▶ _Given request_
Leave the pictures out and print every record below exactly as it stands.

▶ _Input data_

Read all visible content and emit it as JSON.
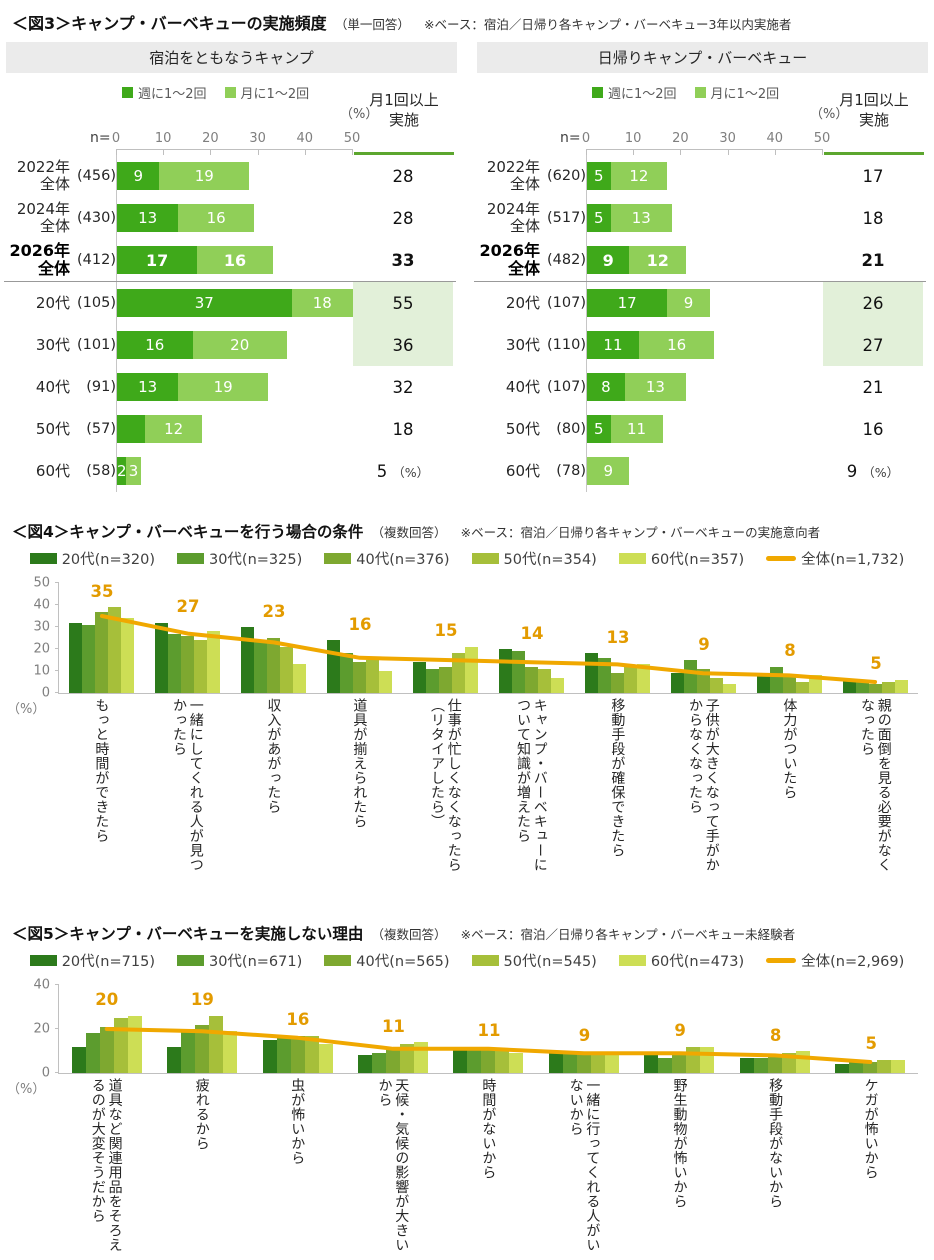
{
  "chart_data": [
    {
      "id": "fig3",
      "type": "bar",
      "subtype": "horizontal-stacked",
      "tag": "＜図3＞",
      "title": "キャンプ・バーベキューの実施頻度",
      "note": "（単一回答）",
      "base": "※ベース：宿泊／日帰り各キャンプ・バーベキュー3年以内実施者",
      "legend": [
        "週に1〜2回",
        "月に1〜2回"
      ],
      "colors": {
        "week": "#3FA91A",
        "month": "#90CF58",
        "highlight_bg": "#E2F0D9",
        "total_underline": "#5CA62E",
        "panel_header_bg": "#EBEBEB"
      },
      "xlim": [
        0,
        50
      ],
      "x_ticks": [
        0,
        10,
        20,
        30,
        40,
        50
      ],
      "pct_label": "（%）",
      "n_label": "n=",
      "total_header_lines": [
        "月1回以上",
        "実施"
      ],
      "panels": [
        {
          "title": "宿泊をともなうキャンプ",
          "rows": [
            {
              "label_lines": [
                "2022年",
                "全体"
              ],
              "n": "(456)",
              "week": 9,
              "month": 19,
              "total": "28"
            },
            {
              "label_lines": [
                "2024年",
                "全体"
              ],
              "n": "(430)",
              "week": 13,
              "month": 16,
              "total": "28"
            },
            {
              "label_lines": [
                "2026年",
                "全体"
              ],
              "n": "(412)",
              "week": 17,
              "month": 16,
              "total": "33",
              "bold": true,
              "divider": true
            },
            {
              "label_lines": [
                "20代"
              ],
              "n": "(105)",
              "week": 37,
              "month": 18,
              "total": "55",
              "highlight": true
            },
            {
              "label_lines": [
                "30代"
              ],
              "n": "(101)",
              "week": 16,
              "month": 20,
              "total": "36",
              "highlight": true
            },
            {
              "label_lines": [
                "40代"
              ],
              "n": "(91)",
              "week": 13,
              "month": 19,
              "total": "32"
            },
            {
              "label_lines": [
                "50代"
              ],
              "n": "(57)",
              "week": 6,
              "month": 12,
              "total": "18",
              "hide_week_label": true
            },
            {
              "label_lines": [
                "60代"
              ],
              "n": "(58)",
              "week": 2,
              "month": 3,
              "total": "5",
              "pct_suffix": "（%）"
            }
          ]
        },
        {
          "title": "日帰りキャンプ・バーベキュー",
          "rows": [
            {
              "label_lines": [
                "2022年",
                "全体"
              ],
              "n": "(620)",
              "week": 5,
              "month": 12,
              "total": "17"
            },
            {
              "label_lines": [
                "2024年",
                "全体"
              ],
              "n": "(517)",
              "week": 5,
              "month": 13,
              "total": "18"
            },
            {
              "label_lines": [
                "2026年",
                "全体"
              ],
              "n": "(482)",
              "week": 9,
              "month": 12,
              "total": "21",
              "bold": true,
              "divider": true
            },
            {
              "label_lines": [
                "20代"
              ],
              "n": "(107)",
              "week": 17,
              "month": 9,
              "total": "26",
              "highlight": true
            },
            {
              "label_lines": [
                "30代"
              ],
              "n": "(110)",
              "week": 11,
              "month": 16,
              "total": "27",
              "highlight": true
            },
            {
              "label_lines": [
                "40代"
              ],
              "n": "(107)",
              "week": 8,
              "month": 13,
              "total": "21"
            },
            {
              "label_lines": [
                "50代"
              ],
              "n": "(80)",
              "week": 5,
              "month": 11,
              "total": "16"
            },
            {
              "label_lines": [
                "60代"
              ],
              "n": "(78)",
              "week": 0,
              "month": 9,
              "total": "9",
              "pct_suffix": "（%）"
            }
          ]
        }
      ]
    },
    {
      "id": "fig4",
      "type": "bar",
      "subtype": "grouped-with-line",
      "tag": "＜図4＞",
      "title": "キャンプ・バーベキューを行う場合の条件",
      "note": "（複数回答）",
      "base": "※ベース：宿泊／日帰り各キャンプ・バーベキューの実施意向者",
      "ylim": [
        0,
        50
      ],
      "y_ticks": [
        0,
        10,
        20,
        30,
        40,
        50
      ],
      "pct_label": "（%）",
      "categories": [
        "もっと時間ができたら",
        "一緒にしてくれる人が見つかったら",
        "収入があがったら",
        "道具が揃えられたら",
        "仕事が忙しくなくなったら（リタイアしたら）",
        "キャンプ・バーベキューについて知識が増えたら",
        "移動手段が確保できたら",
        "子供が大きくなって手がかからなくなったら",
        "体力がついたら",
        "親の面倒を見る必要がなくなったら"
      ],
      "series": [
        {
          "name": "20代(n=320)",
          "color": "#2C7A1B",
          "values": [
            32,
            32,
            30,
            24,
            14,
            20,
            18,
            9,
            8,
            6
          ]
        },
        {
          "name": "30代(n=325)",
          "color": "#5C9C2E",
          "values": [
            31,
            27,
            24,
            18,
            11,
            19,
            16,
            15,
            12,
            5
          ]
        },
        {
          "name": "40代(n=376)",
          "color": "#7EA830",
          "values": [
            37,
            26,
            25,
            14,
            12,
            12,
            9,
            11,
            8,
            4
          ]
        },
        {
          "name": "50代(n=354)",
          "color": "#A6BF3A",
          "values": [
            39,
            24,
            21,
            15,
            18,
            11,
            12,
            7,
            5,
            5
          ]
        },
        {
          "name": "60代(n=357)",
          "color": "#CDDE55",
          "values": [
            34,
            28,
            13,
            10,
            21,
            7,
            13,
            4,
            8,
            6
          ]
        }
      ],
      "line": {
        "name": "全体(n=1,732)",
        "color": "#F0A800",
        "label_color": "#E39B00",
        "values": [
          35,
          27,
          23,
          16,
          15,
          14,
          13,
          9,
          8,
          5
        ]
      }
    },
    {
      "id": "fig5",
      "type": "bar",
      "subtype": "grouped-with-line",
      "tag": "＜図5＞",
      "title": "キャンプ・バーベキューを実施しない理由",
      "note": "（複数回答）",
      "base": "※ベース：宿泊／日帰り各キャンプ・バーベキュー未経験者",
      "ylim": [
        0,
        40
      ],
      "y_ticks": [
        0,
        20,
        40
      ],
      "pct_label": "（%）",
      "categories": [
        "道具など関連用品をそろえるのが大変そうだから",
        "疲れるから",
        "虫が怖いから",
        "天候・気候の影響が大きいから",
        "時間がないから",
        "一緒に行ってくれる人がいないから",
        "野生動物が怖いから",
        "移動手段がないから",
        "ケガが怖いから"
      ],
      "series": [
        {
          "name": "20代(n=715)",
          "color": "#2C7A1B",
          "values": [
            12,
            12,
            15,
            8,
            12,
            10,
            8,
            7,
            4
          ]
        },
        {
          "name": "30代(n=671)",
          "color": "#5C9C2E",
          "values": [
            18,
            20,
            16,
            9,
            12,
            10,
            7,
            7,
            5
          ]
        },
        {
          "name": "40代(n=565)",
          "color": "#7EA830",
          "values": [
            21,
            22,
            17,
            11,
            11,
            9,
            8,
            8,
            5
          ]
        },
        {
          "name": "50代(n=545)",
          "color": "#A6BF3A",
          "values": [
            25,
            26,
            17,
            13,
            10,
            9,
            12,
            9,
            6
          ]
        },
        {
          "name": "60代(n=473)",
          "color": "#CDDE55",
          "values": [
            26,
            19,
            13,
            14,
            9,
            8,
            12,
            10,
            6
          ]
        }
      ],
      "line": {
        "name": "全体(n=2,969)",
        "color": "#F0A800",
        "label_color": "#E39B00",
        "values": [
          20,
          19,
          16,
          11,
          11,
          9,
          9,
          8,
          5
        ]
      }
    }
  ]
}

▶ _Finished answer_
Read all visible content and emit it as JSON.
{
  "chart_data": [
    {
      "id": "fig3",
      "type": "bar",
      "subtype": "horizontal-stacked",
      "tag": "＜図3＞",
      "title": "キャンプ・バーベキューの実施頻度",
      "note": "（単一回答）",
      "base": "※ベース：宿泊／日帰り各キャンプ・バーベキュー3年以内実施者",
      "legend": [
        "週に1〜2回",
        "月に1〜2回"
      ],
      "colors": {
        "week": "#3FA91A",
        "month": "#90CF58",
        "highlight_bg": "#E2F0D9",
        "total_underline": "#5CA62E",
        "panel_header_bg": "#EBEBEB"
      },
      "xlim": [
        0,
        50
      ],
      "x_ticks": [
        0,
        10,
        20,
        30,
        40,
        50
      ],
      "pct_label": "（%）",
      "n_label": "n=",
      "total_header_lines": [
        "月1回以上",
        "実施"
      ],
      "panels": [
        {
          "title": "宿泊をともなうキャンプ",
          "rows": [
            {
              "label_lines": [
                "2022年",
                "全体"
              ],
              "n": "(456)",
              "week": 9,
              "month": 19,
              "total": "28"
            },
            {
              "label_lines": [
                "2024年",
                "全体"
              ],
              "n": "(430)",
              "week": 13,
              "month": 16,
              "total": "28"
            },
            {
              "label_lines": [
                "2026年",
                "全体"
              ],
              "n": "(412)",
              "week": 17,
              "month": 16,
              "total": "33",
              "bold": true,
              "divider": true
            },
            {
              "label_lines": [
                "20代"
              ],
              "n": "(105)",
              "week": 37,
              "month": 18,
              "total": "55",
              "highlight": true
            },
            {
              "label_lines": [
                "30代"
              ],
              "n": "(101)",
              "week": 16,
              "month": 20,
              "total": "36",
              "highlight": true
            },
            {
              "label_lines": [
                "40代"
              ],
              "n": "(91)",
              "week": 13,
              "month": 19,
              "total": "32"
            },
            {
              "label_lines": [
                "50代"
              ],
              "n": "(57)",
              "week": 6,
              "month": 12,
              "total": "18",
              "hide_week_label": true
            },
            {
              "label_lines": [
                "60代"
              ],
              "n": "(58)",
              "week": 2,
              "month": 3,
              "total": "5",
              "pct_suffix": "（%）"
            }
          ]
        },
        {
          "title": "日帰りキャンプ・バーベキュー",
          "rows": [
            {
              "label_lines": [
                "2022年",
                "全体"
              ],
              "n": "(620)",
              "week": 5,
              "month": 12,
              "total": "17"
            },
            {
              "label_lines": [
                "2024年",
                "全体"
              ],
              "n": "(517)",
              "week": 5,
              "month": 13,
              "total": "18"
            },
            {
              "label_lines": [
                "2026年",
                "全体"
              ],
              "n": "(482)",
              "week": 9,
              "month": 12,
              "total": "21",
              "bold": true,
              "divider": true
            },
            {
              "label_lines": [
                "20代"
              ],
              "n": "(107)",
              "week": 17,
              "month": 9,
              "total": "26",
              "highlight": true
            },
            {
              "label_lines": [
                "30代"
              ],
              "n": "(110)",
              "week": 11,
              "month": 16,
              "total": "27",
              "highlight": true
            },
            {
              "label_lines": [
                "40代"
              ],
              "n": "(107)",
              "week": 8,
              "month": 13,
              "total": "21"
            },
            {
              "label_lines": [
                "50代"
              ],
              "n": "(80)",
              "week": 5,
              "month": 11,
              "total": "16"
            },
            {
              "label_lines": [
                "60代"
              ],
              "n": "(78)",
              "week": 0,
              "month": 9,
              "total": "9",
              "pct_suffix": "（%）"
            }
          ]
        }
      ]
    },
    {
      "id": "fig4",
      "type": "bar",
      "subtype": "grouped-with-line",
      "tag": "＜図4＞",
      "title": "キャンプ・バーベキューを行う場合の条件",
      "note": "（複数回答）",
      "base": "※ベース：宿泊／日帰り各キャンプ・バーベキューの実施意向者",
      "ylim": [
        0,
        50
      ],
      "y_ticks": [
        0,
        10,
        20,
        30,
        40,
        50
      ],
      "pct_label": "（%）",
      "categories": [
        "もっと時間ができたら",
        "一緒にしてくれる人が見つかったら",
        "収入があがったら",
        "道具が揃えられたら",
        "仕事が忙しくなくなったら（リタイアしたら）",
        "キャンプ・バーベキューについて知識が増えたら",
        "移動手段が確保できたら",
        "子供が大きくなって手がかからなくなったら",
        "体力がついたら",
        "親の面倒を見る必要がなくなったら"
      ],
      "series": [
        {
          "name": "20代(n=320)",
          "color": "#2C7A1B",
          "values": [
            32,
            32,
            30,
            24,
            14,
            20,
            18,
            9,
            8,
            6
          ]
        },
        {
          "name": "30代(n=325)",
          "color": "#5C9C2E",
          "values": [
            31,
            27,
            24,
            18,
            11,
            19,
            16,
            15,
            12,
            5
          ]
        },
        {
          "name": "40代(n=376)",
          "color": "#7EA830",
          "values": [
            37,
            26,
            25,
            14,
            12,
            12,
            9,
            11,
            8,
            4
          ]
        },
        {
          "name": "50代(n=354)",
          "color": "#A6BF3A",
          "values": [
            39,
            24,
            21,
            15,
            18,
            11,
            12,
            7,
            5,
            5
          ]
        },
        {
          "name": "60代(n=357)",
          "color": "#CDDE55",
          "values": [
            34,
            28,
            13,
            10,
            21,
            7,
            13,
            4,
            8,
            6
          ]
        }
      ],
      "line": {
        "name": "全体(n=1,732)",
        "color": "#F0A800",
        "label_color": "#E39B00",
        "values": [
          35,
          27,
          23,
          16,
          15,
          14,
          13,
          9,
          8,
          5
        ]
      }
    },
    {
      "id": "fig5",
      "type": "bar",
      "subtype": "grouped-with-line",
      "tag": "＜図5＞",
      "title": "キャンプ・バーベキューを実施しない理由",
      "note": "（複数回答）",
      "base": "※ベース：宿泊／日帰り各キャンプ・バーベキュー未経験者",
      "ylim": [
        0,
        40
      ],
      "y_ticks": [
        0,
        20,
        40
      ],
      "pct_label": "（%）",
      "categories": [
        "道具など関連用品をそろえるのが大変そうだから",
        "疲れるから",
        "虫が怖いから",
        "天候・気候の影響が大きいから",
        "時間がないから",
        "一緒に行ってくれる人がいないから",
        "野生動物が怖いから",
        "移動手段がないから",
        "ケガが怖いから"
      ],
      "series": [
        {
          "name": "20代(n=715)",
          "color": "#2C7A1B",
          "values": [
            12,
            12,
            15,
            8,
            12,
            10,
            8,
            7,
            4
          ]
        },
        {
          "name": "30代(n=671)",
          "color": "#5C9C2E",
          "values": [
            18,
            20,
            16,
            9,
            12,
            10,
            7,
            7,
            5
          ]
        },
        {
          "name": "40代(n=565)",
          "color": "#7EA830",
          "values": [
            21,
            22,
            17,
            11,
            11,
            9,
            8,
            8,
            5
          ]
        },
        {
          "name": "50代(n=545)",
          "color": "#A6BF3A",
          "values": [
            25,
            26,
            17,
            13,
            10,
            9,
            12,
            9,
            6
          ]
        },
        {
          "name": "60代(n=473)",
          "color": "#CDDE55",
          "values": [
            26,
            19,
            13,
            14,
            9,
            8,
            12,
            10,
            6
          ]
        }
      ],
      "line": {
        "name": "全体(n=2,969)",
        "color": "#F0A800",
        "label_color": "#E39B00",
        "values": [
          20,
          19,
          16,
          11,
          11,
          9,
          9,
          8,
          5
        ]
      }
    }
  ]
}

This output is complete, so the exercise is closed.